▸ **AIM**
From the material below, list every line containing "Network".

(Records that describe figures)
# # # #

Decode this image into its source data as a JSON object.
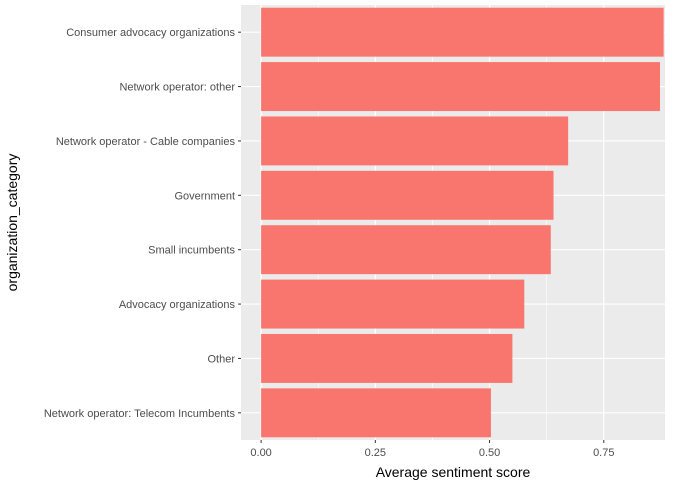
{
  "chart_data": {
    "type": "bar",
    "orientation": "horizontal",
    "title": "",
    "xlabel": "Average sentiment score",
    "ylabel": "organization_category",
    "categories": [
      "Consumer advocacy organizations",
      "Network operator: other",
      "Network operator - Cable companies",
      "Government",
      "Small incumbents",
      "Advocacy organizations",
      "Other",
      "Network operator: Telecom Incumbents"
    ],
    "values": [
      0.881,
      0.873,
      0.672,
      0.64,
      0.634,
      0.576,
      0.55,
      0.503
    ],
    "xlim": [
      -0.044,
      0.884
    ],
    "xticks": [
      0,
      0.25,
      0.5,
      0.75
    ],
    "xtick_labels": [
      "0.00",
      "0.25",
      "0.50",
      "0.75"
    ],
    "grid": true,
    "legend": "none",
    "colors": {
      "bar": "#F8766D",
      "panel": "#EBEBEB",
      "grid_major": "#FFFFFF",
      "text": "#4D4D4D"
    }
  }
}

# # # #

▸ **THE RESULT**
      "Network operator: other",
      "Network operator - Cable companies",
      "Network operator: Telecom Incumbents"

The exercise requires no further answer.